Task — Repeat the listing below in full, exactly as it stands.

Dataset listings of figures
⁂

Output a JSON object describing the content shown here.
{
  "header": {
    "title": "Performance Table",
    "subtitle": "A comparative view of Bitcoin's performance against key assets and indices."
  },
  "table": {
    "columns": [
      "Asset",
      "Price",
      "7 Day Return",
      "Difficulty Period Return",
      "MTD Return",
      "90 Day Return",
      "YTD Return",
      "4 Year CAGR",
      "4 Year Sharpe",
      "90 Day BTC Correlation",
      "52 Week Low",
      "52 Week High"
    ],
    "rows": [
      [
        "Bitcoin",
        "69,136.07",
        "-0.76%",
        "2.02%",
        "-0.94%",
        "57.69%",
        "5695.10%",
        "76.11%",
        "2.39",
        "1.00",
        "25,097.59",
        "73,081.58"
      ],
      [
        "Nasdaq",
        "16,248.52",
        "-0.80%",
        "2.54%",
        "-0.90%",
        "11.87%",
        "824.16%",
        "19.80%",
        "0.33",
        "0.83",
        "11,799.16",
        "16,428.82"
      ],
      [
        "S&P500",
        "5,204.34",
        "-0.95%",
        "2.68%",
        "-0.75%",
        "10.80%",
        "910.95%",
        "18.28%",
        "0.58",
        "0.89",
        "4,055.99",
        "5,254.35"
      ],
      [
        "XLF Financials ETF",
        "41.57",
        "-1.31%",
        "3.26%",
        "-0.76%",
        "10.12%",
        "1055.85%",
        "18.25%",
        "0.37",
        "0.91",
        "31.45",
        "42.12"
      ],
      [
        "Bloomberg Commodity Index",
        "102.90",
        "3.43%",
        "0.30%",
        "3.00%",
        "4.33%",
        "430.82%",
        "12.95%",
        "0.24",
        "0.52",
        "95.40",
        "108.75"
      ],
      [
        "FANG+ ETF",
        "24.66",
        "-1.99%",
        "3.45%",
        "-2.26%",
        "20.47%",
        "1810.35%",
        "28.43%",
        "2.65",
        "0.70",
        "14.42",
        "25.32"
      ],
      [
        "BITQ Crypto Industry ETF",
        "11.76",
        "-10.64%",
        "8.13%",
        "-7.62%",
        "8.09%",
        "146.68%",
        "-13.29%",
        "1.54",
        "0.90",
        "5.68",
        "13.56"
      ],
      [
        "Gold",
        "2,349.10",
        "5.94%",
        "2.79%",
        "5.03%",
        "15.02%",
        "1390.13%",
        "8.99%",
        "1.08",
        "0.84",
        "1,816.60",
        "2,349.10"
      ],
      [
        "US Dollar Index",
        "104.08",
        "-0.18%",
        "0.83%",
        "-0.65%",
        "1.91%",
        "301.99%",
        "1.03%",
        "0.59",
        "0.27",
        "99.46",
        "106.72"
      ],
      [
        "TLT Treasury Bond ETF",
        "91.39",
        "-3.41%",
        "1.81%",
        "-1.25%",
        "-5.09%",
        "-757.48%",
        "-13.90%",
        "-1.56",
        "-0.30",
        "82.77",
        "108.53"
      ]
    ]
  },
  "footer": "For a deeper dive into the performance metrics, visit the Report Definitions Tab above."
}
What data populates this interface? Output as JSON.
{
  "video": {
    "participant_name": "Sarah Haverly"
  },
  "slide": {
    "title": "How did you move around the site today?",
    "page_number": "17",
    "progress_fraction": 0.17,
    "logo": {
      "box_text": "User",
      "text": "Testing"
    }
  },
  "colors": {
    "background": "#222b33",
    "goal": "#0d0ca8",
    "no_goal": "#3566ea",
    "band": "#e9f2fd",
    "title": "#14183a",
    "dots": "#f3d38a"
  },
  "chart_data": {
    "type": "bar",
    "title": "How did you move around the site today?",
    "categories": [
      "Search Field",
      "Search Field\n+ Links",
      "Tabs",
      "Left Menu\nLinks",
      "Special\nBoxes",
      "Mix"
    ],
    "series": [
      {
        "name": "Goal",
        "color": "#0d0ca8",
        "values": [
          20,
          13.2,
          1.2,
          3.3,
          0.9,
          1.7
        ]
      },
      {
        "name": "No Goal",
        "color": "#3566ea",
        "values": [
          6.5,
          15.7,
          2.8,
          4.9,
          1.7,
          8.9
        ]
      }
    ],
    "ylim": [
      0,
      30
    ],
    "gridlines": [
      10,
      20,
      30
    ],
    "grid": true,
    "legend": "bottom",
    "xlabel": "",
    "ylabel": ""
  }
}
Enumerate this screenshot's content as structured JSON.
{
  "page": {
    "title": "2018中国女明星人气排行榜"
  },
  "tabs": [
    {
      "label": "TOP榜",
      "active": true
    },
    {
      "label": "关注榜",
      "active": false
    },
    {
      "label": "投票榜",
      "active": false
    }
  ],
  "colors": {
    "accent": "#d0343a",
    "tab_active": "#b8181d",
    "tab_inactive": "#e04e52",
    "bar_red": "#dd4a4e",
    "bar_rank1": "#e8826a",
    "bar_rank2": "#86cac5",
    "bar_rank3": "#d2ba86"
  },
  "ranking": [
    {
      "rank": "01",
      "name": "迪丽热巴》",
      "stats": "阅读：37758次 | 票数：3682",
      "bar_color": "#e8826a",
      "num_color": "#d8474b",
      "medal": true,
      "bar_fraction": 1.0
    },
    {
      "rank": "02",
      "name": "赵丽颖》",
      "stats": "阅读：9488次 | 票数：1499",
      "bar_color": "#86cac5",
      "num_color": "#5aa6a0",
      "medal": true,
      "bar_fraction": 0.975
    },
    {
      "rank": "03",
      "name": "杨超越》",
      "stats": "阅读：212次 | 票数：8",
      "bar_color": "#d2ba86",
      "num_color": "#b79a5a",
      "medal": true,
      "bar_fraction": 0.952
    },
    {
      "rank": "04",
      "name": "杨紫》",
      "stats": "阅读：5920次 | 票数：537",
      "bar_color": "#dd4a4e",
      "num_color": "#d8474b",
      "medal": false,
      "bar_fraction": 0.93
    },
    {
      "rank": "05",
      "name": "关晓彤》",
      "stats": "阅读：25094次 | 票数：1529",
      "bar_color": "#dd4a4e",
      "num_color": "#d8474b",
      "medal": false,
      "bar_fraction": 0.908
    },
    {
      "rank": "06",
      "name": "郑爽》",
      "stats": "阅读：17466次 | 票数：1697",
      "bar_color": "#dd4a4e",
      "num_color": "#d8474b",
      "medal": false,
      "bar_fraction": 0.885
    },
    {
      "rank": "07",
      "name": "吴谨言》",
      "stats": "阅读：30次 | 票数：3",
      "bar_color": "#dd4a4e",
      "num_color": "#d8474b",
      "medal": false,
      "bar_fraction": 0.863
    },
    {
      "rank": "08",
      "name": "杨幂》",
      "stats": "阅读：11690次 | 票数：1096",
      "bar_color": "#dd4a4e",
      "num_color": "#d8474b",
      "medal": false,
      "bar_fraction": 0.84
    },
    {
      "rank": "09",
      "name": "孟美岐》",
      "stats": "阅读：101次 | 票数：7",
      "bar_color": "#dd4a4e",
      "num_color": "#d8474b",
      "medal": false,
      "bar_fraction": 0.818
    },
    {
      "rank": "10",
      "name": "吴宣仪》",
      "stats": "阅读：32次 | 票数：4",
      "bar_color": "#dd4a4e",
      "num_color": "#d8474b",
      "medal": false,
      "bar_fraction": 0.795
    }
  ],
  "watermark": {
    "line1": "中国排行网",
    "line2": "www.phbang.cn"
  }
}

⁂

Exercise answer —
Output a JSON object describing the content shown here.
{
  "header": {
    "title": "Performance Table",
    "subtitle": "A comparative view of Bitcoin's performance against key assets and indices."
  },
  "table": {
    "columns": [
      "Asset",
      "Price",
      "7 Day Return",
      "Difficulty Period Return",
      "MTD Return",
      "90 Day Return",
      "YTD Return",
      "4 Year CAGR",
      "4 Year Sharpe",
      "90 Day BTC Correlation",
      "52 Week Low",
      "52 Week High"
    ],
    "rows": [
      [
        "Bitcoin",
        "69,136.07",
        "-0.76%",
        "2.02%",
        "-0.94%",
        "57.69%",
        "5695.10%",
        "76.11%",
        "2.39",
        "1.00",
        "25,097.59",
        "73,081.58"
      ],
      [
        "Nasdaq",
        "16,248.52",
        "-0.80%",
        "2.54%",
        "-0.90%",
        "11.87%",
        "824.16%",
        "19.80%",
        "0.33",
        "0.83",
        "11,799.16",
        "16,428.82"
      ],
      [
        "S&P500",
        "5,204.34",
        "-0.95%",
        "2.68%",
        "-0.75%",
        "10.80%",
        "910.95%",
        "18.28%",
        "0.58",
        "0.89",
        "4,055.99",
        "5,254.35"
      ],
      [
        "XLF Financials ETF",
        "41.57",
        "-1.31%",
        "3.26%",
        "-0.76%",
        "10.12%",
        "1055.85%",
        "18.25%",
        "0.37",
        "0.91",
        "31.45",
        "42.12"
      ],
      [
        "Bloomberg Commodity Index",
        "102.90",
        "3.43%",
        "0.30%",
        "3.00%",
        "4.33%",
        "430.82%",
        "12.95%",
        "0.24",
        "0.52",
        "95.40",
        "108.75"
      ],
      [
        "FANG+ ETF",
        "24.66",
        "-1.99%",
        "3.45%",
        "-2.26%",
        "20.47%",
        "1810.35%",
        "28.43%",
        "2.65",
        "0.70",
        "14.42",
        "25.32"
      ],
      [
        "BITQ Crypto Industry ETF",
        "11.76",
        "-10.64%",
        "8.13%",
        "-7.62%",
        "8.09%",
        "146.68%",
        "-13.29%",
        "1.54",
        "0.90",
        "5.68",
        "13.56"
      ],
      [
        "Gold",
        "2,349.10",
        "5.94%",
        "2.79%",
        "5.03%",
        "15.02%",
        "1390.13%",
        "8.99%",
        "1.08",
        "0.84",
        "1,816.60",
        "2,349.10"
      ],
      [
        "US Dollar Index",
        "104.08",
        "-0.18%",
        "0.83%",
        "-0.65%",
        "1.91%",
        "301.99%",
        "1.03%",
        "0.59",
        "0.27",
        "99.46",
        "106.72"
      ],
      [
        "TLT Treasury Bond ETF",
        "91.39",
        "-3.41%",
        "1.81%",
        "-1.25%",
        "-5.09%",
        "-757.48%",
        "-13.90%",
        "-1.56",
        "-0.30",
        "82.77",
        "108.53"
      ]
    ]
  },
  "footer": "For a deeper dive into the performance metrics, visit the Report Definitions Tab above."
}
What data populates this interface? Output as JSON.
{
  "video": {
    "participant_name": "Sarah Haverly"
  },
  "slide": {
    "title": "How did you move around the site today?",
    "page_number": "17",
    "progress_fraction": 0.17,
    "logo": {
      "box_text": "User",
      "text": "Testing"
    }
  },
  "colors": {
    "background": "#222b33",
    "goal": "#0d0ca8",
    "no_goal": "#3566ea",
    "band": "#e9f2fd",
    "title": "#14183a",
    "dots": "#f3d38a"
  },
  "chart_data": {
    "type": "bar",
    "title": "How did you move around the site today?",
    "categories": [
      "Search Field",
      "Search Field\n+ Links",
      "Tabs",
      "Left Menu\nLinks",
      "Special\nBoxes",
      "Mix"
    ],
    "series": [
      {
        "name": "Goal",
        "color": "#0d0ca8",
        "values": [
          20,
          13.2,
          1.2,
          3.3,
          0.9,
          1.7
        ]
      },
      {
        "name": "No Goal",
        "color": "#3566ea",
        "values": [
          6.5,
          15.7,
          2.8,
          4.9,
          1.7,
          8.9
        ]
      }
    ],
    "ylim": [
      0,
      30
    ],
    "gridlines": [
      10,
      20,
      30
    ],
    "grid": true,
    "legend": "bottom",
    "xlabel": "",
    "ylabel": ""
  }
}
Enumerate this screenshot's content as structured JSON.
{
  "page": {
    "title": "2018中国女明星人气排行榜"
  },
  "tabs": [
    {
      "label": "TOP榜",
      "active": true
    },
    {
      "label": "关注榜",
      "active": false
    },
    {
      "label": "投票榜",
      "active": false
    }
  ],
  "colors": {
    "accent": "#d0343a",
    "tab_active": "#b8181d",
    "tab_inactive": "#e04e52",
    "bar_red": "#dd4a4e",
    "bar_rank1": "#e8826a",
    "bar_rank2": "#86cac5",
    "bar_rank3": "#d2ba86"
  },
  "ranking": [
    {
      "rank": "01",
      "name": "迪丽热巴》",
      "stats": "阅读：37758次 | 票数：3682",
      "bar_color": "#e8826a",
      "num_color": "#d8474b",
      "medal": true,
      "bar_fraction": 1.0
    },
    {
      "rank": "02",
      "name": "赵丽颖》",
      "stats": "阅读：9488次 | 票数：1499",
      "bar_color": "#86cac5",
      "num_color": "#5aa6a0",
      "medal": true,
      "bar_fraction": 0.975
    },
    {
      "rank": "03",
      "name": "杨超越》",
      "stats": "阅读：212次 | 票数：8",
      "bar_color": "#d2ba86",
      "num_color": "#b79a5a",
      "medal": true,
      "bar_fraction": 0.952
    },
    {
      "rank": "04",
      "name": "杨紫》",
      "stats": "阅读：5920次 | 票数：537",
      "bar_color": "#dd4a4e",
      "num_color": "#d8474b",
      "medal": false,
      "bar_fraction": 0.93
    },
    {
      "rank": "05",
      "name": "关晓彤》",
      "stats": "阅读：25094次 | 票数：1529",
      "bar_color": "#dd4a4e",
      "num_color": "#d8474b",
      "medal": false,
      "bar_fraction": 0.908
    },
    {
      "rank": "06",
      "name": "郑爽》",
      "stats": "阅读：17466次 | 票数：1697",
      "bar_color": "#dd4a4e",
      "num_color": "#d8474b",
      "medal": false,
      "bar_fraction": 0.885
    },
    {
      "rank": "07",
      "name": "吴谨言》",
      "stats": "阅读：30次 | 票数：3",
      "bar_color": "#dd4a4e",
      "num_color": "#d8474b",
      "medal": false,
      "bar_fraction": 0.863
    },
    {
      "rank": "08",
      "name": "杨幂》",
      "stats": "阅读：11690次 | 票数：1096",
      "bar_color": "#dd4a4e",
      "num_color": "#d8474b",
      "medal": false,
      "bar_fraction": 0.84
    },
    {
      "rank": "09",
      "name": "孟美岐》",
      "stats": "阅读：101次 | 票数：7",
      "bar_color": "#dd4a4e",
      "num_color": "#d8474b",
      "medal": false,
      "bar_fraction": 0.818
    },
    {
      "rank": "10",
      "name": "吴宣仪》",
      "stats": "阅读：32次 | 票数：4",
      "bar_color": "#dd4a4e",
      "num_color": "#d8474b",
      "medal": false,
      "bar_fraction": 0.795
    }
  ],
  "watermark": {
    "line1": "中国排行网",
    "line2": "www.phbang.cn"
  }
}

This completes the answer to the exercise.